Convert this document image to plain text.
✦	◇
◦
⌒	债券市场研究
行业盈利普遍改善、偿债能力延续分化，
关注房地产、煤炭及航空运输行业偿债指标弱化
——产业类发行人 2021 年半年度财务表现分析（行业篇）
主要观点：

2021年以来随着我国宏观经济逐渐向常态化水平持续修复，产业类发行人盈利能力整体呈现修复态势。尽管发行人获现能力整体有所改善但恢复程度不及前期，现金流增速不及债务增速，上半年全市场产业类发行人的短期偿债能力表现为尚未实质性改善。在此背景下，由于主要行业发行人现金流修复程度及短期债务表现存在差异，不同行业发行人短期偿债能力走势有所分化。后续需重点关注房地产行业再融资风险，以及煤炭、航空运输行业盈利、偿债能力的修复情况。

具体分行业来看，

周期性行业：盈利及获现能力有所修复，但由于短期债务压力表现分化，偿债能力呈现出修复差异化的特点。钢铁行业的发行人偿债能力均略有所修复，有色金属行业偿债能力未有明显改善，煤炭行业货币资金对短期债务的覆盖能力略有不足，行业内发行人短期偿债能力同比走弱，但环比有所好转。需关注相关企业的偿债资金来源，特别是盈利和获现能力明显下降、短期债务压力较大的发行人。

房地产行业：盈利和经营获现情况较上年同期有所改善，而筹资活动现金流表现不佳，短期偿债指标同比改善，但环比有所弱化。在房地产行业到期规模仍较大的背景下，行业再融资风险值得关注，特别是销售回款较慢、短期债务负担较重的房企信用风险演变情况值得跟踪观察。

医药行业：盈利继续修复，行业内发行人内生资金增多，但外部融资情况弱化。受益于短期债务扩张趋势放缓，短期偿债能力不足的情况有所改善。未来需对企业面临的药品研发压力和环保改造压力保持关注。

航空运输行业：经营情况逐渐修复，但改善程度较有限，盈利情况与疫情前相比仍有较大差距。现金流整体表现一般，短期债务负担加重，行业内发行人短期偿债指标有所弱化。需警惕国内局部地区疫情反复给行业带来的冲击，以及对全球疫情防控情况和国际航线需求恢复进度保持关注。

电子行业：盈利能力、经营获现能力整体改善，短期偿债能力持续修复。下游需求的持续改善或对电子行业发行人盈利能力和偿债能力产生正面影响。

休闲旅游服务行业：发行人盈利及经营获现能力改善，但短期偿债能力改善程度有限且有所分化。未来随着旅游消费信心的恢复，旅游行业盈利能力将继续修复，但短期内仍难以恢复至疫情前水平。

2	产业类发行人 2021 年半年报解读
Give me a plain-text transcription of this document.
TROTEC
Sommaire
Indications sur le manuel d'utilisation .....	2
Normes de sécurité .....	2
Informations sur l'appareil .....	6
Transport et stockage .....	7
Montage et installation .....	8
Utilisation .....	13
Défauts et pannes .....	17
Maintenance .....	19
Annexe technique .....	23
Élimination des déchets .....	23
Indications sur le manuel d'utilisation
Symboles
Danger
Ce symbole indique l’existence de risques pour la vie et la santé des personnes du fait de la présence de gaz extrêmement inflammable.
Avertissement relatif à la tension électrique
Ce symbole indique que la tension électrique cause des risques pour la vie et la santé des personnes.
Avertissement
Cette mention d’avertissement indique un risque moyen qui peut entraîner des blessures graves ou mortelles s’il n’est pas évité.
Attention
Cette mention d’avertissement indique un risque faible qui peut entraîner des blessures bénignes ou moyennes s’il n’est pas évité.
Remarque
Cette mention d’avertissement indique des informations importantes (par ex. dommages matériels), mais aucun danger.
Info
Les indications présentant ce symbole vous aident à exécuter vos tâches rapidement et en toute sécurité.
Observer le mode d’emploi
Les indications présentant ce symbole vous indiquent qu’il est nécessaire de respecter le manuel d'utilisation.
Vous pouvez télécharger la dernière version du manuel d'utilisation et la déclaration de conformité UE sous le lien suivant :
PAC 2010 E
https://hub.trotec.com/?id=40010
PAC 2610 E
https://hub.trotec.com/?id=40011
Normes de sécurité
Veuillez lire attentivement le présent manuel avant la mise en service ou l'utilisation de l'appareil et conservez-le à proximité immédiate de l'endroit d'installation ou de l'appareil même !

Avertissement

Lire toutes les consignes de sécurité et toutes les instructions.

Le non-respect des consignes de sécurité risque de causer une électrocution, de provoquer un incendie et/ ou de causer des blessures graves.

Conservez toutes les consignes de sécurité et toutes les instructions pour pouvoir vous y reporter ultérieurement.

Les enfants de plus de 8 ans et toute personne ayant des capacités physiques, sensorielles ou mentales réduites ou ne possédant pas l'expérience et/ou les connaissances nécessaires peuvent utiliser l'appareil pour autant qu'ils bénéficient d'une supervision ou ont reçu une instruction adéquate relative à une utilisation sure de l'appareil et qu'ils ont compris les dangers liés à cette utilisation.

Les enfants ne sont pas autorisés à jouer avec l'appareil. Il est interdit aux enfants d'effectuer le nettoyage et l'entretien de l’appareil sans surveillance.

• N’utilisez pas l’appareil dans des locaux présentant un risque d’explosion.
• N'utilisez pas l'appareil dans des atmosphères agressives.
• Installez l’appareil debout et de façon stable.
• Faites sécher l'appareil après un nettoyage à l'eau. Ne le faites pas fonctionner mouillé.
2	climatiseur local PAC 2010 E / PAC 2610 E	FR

_ _ _ _ _ _ _

What you will do –
Report only a number: how many lines in the material above contain the string "instructions".

Task answer –
2